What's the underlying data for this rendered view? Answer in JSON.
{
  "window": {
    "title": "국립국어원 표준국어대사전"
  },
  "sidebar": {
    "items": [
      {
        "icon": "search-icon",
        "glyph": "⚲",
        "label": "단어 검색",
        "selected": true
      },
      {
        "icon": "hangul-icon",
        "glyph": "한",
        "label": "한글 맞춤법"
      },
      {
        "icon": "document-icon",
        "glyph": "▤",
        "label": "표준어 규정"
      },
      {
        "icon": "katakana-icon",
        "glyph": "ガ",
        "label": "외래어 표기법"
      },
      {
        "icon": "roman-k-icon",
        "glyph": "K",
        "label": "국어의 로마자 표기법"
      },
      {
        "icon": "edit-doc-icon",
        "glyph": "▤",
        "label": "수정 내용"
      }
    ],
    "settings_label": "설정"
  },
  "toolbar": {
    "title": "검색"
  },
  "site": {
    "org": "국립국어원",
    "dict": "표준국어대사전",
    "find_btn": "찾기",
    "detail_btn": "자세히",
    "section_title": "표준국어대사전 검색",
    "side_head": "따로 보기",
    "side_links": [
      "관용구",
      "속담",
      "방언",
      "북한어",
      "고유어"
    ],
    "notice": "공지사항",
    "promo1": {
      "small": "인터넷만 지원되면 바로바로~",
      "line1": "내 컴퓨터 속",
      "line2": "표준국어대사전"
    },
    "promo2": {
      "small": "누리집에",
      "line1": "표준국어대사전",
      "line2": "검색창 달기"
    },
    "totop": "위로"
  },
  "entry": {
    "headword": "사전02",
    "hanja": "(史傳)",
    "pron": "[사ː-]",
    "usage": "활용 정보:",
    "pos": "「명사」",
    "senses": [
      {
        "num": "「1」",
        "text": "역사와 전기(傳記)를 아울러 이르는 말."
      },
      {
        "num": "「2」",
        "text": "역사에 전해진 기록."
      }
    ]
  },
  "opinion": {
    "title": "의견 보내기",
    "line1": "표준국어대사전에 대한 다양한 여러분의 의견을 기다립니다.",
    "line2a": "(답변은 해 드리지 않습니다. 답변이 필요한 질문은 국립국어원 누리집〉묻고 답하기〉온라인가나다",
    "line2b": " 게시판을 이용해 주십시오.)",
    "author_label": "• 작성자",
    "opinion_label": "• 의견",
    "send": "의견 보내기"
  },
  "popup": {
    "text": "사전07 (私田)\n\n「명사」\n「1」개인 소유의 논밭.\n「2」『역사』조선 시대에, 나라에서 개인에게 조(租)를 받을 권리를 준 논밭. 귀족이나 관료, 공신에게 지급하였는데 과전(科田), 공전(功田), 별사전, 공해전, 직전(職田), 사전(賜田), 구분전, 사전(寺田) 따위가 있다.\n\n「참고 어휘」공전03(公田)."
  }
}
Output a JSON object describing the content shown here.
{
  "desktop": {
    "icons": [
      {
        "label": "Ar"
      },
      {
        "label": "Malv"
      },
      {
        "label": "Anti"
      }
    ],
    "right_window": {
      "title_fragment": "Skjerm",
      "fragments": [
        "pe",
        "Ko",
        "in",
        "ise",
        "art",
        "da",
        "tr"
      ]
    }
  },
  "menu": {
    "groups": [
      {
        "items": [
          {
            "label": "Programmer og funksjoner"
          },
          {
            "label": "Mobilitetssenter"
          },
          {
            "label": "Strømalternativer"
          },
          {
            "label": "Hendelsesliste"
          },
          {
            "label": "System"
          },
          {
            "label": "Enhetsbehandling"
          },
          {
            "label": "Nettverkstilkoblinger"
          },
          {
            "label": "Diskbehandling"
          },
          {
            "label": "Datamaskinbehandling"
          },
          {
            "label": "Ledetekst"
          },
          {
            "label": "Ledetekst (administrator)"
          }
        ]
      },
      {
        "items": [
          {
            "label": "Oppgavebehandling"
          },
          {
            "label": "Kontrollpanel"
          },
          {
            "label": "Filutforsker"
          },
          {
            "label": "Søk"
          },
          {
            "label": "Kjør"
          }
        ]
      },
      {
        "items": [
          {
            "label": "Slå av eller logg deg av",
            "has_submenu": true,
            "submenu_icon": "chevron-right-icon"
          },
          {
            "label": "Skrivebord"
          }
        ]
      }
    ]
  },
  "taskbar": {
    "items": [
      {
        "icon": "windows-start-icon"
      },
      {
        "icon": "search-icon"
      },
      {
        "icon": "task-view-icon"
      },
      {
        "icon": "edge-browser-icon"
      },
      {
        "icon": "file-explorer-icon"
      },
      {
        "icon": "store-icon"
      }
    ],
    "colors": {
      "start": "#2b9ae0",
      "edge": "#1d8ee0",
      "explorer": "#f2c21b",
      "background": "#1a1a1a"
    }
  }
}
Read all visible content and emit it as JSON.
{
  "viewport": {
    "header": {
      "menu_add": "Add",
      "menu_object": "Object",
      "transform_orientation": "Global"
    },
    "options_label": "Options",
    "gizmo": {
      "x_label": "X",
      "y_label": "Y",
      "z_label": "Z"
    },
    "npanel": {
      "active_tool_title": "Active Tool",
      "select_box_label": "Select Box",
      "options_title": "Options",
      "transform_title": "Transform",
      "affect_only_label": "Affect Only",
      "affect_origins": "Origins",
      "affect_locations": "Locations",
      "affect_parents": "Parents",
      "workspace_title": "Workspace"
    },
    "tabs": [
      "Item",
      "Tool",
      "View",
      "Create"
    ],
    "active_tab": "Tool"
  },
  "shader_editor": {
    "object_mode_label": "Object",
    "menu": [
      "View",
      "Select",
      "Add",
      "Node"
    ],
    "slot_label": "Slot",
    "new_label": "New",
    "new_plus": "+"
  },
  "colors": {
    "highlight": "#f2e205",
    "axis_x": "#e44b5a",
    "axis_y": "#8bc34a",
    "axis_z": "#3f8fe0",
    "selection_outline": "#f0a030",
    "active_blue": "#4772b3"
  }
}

★ ★ ★

DIRECTIONS FOR THIS TASK
Quote each line above in full, word for word.

RESPONSE BELOW
What's the underlying data for this rendered view? Answer in JSON.
{
  "window": {
    "title": "국립국어원 표준국어대사전"
  },
  "sidebar": {
    "items": [
      {
        "icon": "search-icon",
        "glyph": "⚲",
        "label": "단어 검색",
        "selected": true
      },
      {
        "icon": "hangul-icon",
        "glyph": "한",
        "label": "한글 맞춤법"
      },
      {
        "icon": "document-icon",
        "glyph": "▤",
        "label": "표준어 규정"
      },
      {
        "icon": "katakana-icon",
        "glyph": "ガ",
        "label": "외래어 표기법"
      },
      {
        "icon": "roman-k-icon",
        "glyph": "K",
        "label": "국어의 로마자 표기법"
      },
      {
        "icon": "edit-doc-icon",
        "glyph": "▤",
        "label": "수정 내용"
      }
    ],
    "settings_label": "설정"
  },
  "toolbar": {
    "title": "검색"
  },
  "site": {
    "org": "국립국어원",
    "dict": "표준국어대사전",
    "find_btn": "찾기",
    "detail_btn": "자세히",
    "section_title": "표준국어대사전 검색",
    "side_head": "따로 보기",
    "side_links": [
      "관용구",
      "속담",
      "방언",
      "북한어",
      "고유어"
    ],
    "notice": "공지사항",
    "promo1": {
      "small": "인터넷만 지원되면 바로바로~",
      "line1": "내 컴퓨터 속",
      "line2": "표준국어대사전"
    },
    "promo2": {
      "small": "누리집에",
      "line1": "표준국어대사전",
      "line2": "검색창 달기"
    },
    "totop": "위로"
  },
  "entry": {
    "headword": "사전02",
    "hanja": "(史傳)",
    "pron": "[사ː-]",
    "usage": "활용 정보:",
    "pos": "「명사」",
    "senses": [
      {
        "num": "「1」",
        "text": "역사와 전기(傳記)를 아울러 이르는 말."
      },
      {
        "num": "「2」",
        "text": "역사에 전해진 기록."
      }
    ]
  },
  "opinion": {
    "title": "의견 보내기",
    "line1": "표준국어대사전에 대한 다양한 여러분의 의견을 기다립니다.",
    "line2a": "(답변은 해 드리지 않습니다. 답변이 필요한 질문은 국립국어원 누리집〉묻고 답하기〉온라인가나다",
    "line2b": " 게시판을 이용해 주십시오.)",
    "author_label": "• 작성자",
    "opinion_label": "• 의견",
    "send": "의견 보내기"
  },
  "popup": {
    "text": "사전07 (私田)\n\n「명사」\n「1」개인 소유의 논밭.\n「2」『역사』조선 시대에, 나라에서 개인에게 조(租)를 받을 권리를 준 논밭. 귀족이나 관료, 공신에게 지급하였는데 과전(科田), 공전(功田), 별사전, 공해전, 직전(職田), 사전(賜田), 구분전, 사전(寺田) 따위가 있다.\n\n「참고 어휘」공전03(公田)."
  }
}
Output a JSON object describing the content shown here.
{
  "desktop": {
    "icons": [
      {
        "label": "Ar"
      },
      {
        "label": "Malv"
      },
      {
        "label": "Anti"
      }
    ],
    "right_window": {
      "title_fragment": "Skjerm",
      "fragments": [
        "pe",
        "Ko",
        "in",
        "ise",
        "art",
        "da",
        "tr"
      ]
    }
  },
  "menu": {
    "groups": [
      {
        "items": [
          {
            "label": "Programmer og funksjoner"
          },
          {
            "label": "Mobilitetssenter"
          },
          {
            "label": "Strømalternativer"
          },
          {
            "label": "Hendelsesliste"
          },
          {
            "label": "System"
          },
          {
            "label": "Enhetsbehandling"
          },
          {
            "label": "Nettverkstilkoblinger"
          },
          {
            "label": "Diskbehandling"
          },
          {
            "label": "Datamaskinbehandling"
          },
          {
            "label": "Ledetekst"
          },
          {
            "label": "Ledetekst (administrator)"
          }
        ]
      },
      {
        "items": [
          {
            "label": "Oppgavebehandling"
          },
          {
            "label": "Kontrollpanel"
          },
          {
            "label": "Filutforsker"
          },
          {
            "label": "Søk"
          },
          {
            "label": "Kjør"
          }
        ]
      },
      {
        "items": [
          {
            "label": "Slå av eller logg deg av",
            "has_submenu": true,
            "submenu_icon": "chevron-right-icon"
          },
          {
            "label": "Skrivebord"
          }
        ]
      }
    ]
  },
  "taskbar": {
    "items": [
      {
        "icon": "windows-start-icon"
      },
      {
        "icon": "search-icon"
      },
      {
        "icon": "task-view-icon"
      },
      {
        "icon": "edge-browser-icon"
      },
      {
        "icon": "file-explorer-icon"
      },
      {
        "icon": "store-icon"
      }
    ],
    "colors": {
      "start": "#2b9ae0",
      "edge": "#1d8ee0",
      "explorer": "#f2c21b",
      "background": "#1a1a1a"
    }
  }
}
Read all visible content and emit it as JSON.
{
  "viewport": {
    "header": {
      "menu_add": "Add",
      "menu_object": "Object",
      "transform_orientation": "Global"
    },
    "options_label": "Options",
    "gizmo": {
      "x_label": "X",
      "y_label": "Y",
      "z_label": "Z"
    },
    "npanel": {
      "active_tool_title": "Active Tool",
      "select_box_label": "Select Box",
      "options_title": "Options",
      "transform_title": "Transform",
      "affect_only_label": "Affect Only",
      "affect_origins": "Origins",
      "affect_locations": "Locations",
      "affect_parents": "Parents",
      "workspace_title": "Workspace"
    },
    "tabs": [
      "Item",
      "Tool",
      "View",
      "Create"
    ],
    "active_tab": "Tool"
  },
  "shader_editor": {
    "object_mode_label": "Object",
    "menu": [
      "View",
      "Select",
      "Add",
      "Node"
    ],
    "slot_label": "Slot",
    "new_label": "New",
    "new_plus": "+"
  },
  "colors": {
    "highlight": "#f2e205",
    "axis_x": "#e44b5a",
    "axis_y": "#8bc34a",
    "axis_z": "#3f8fe0",
    "selection_outline": "#f0a030",
    "active_blue": "#4772b3"
  }
}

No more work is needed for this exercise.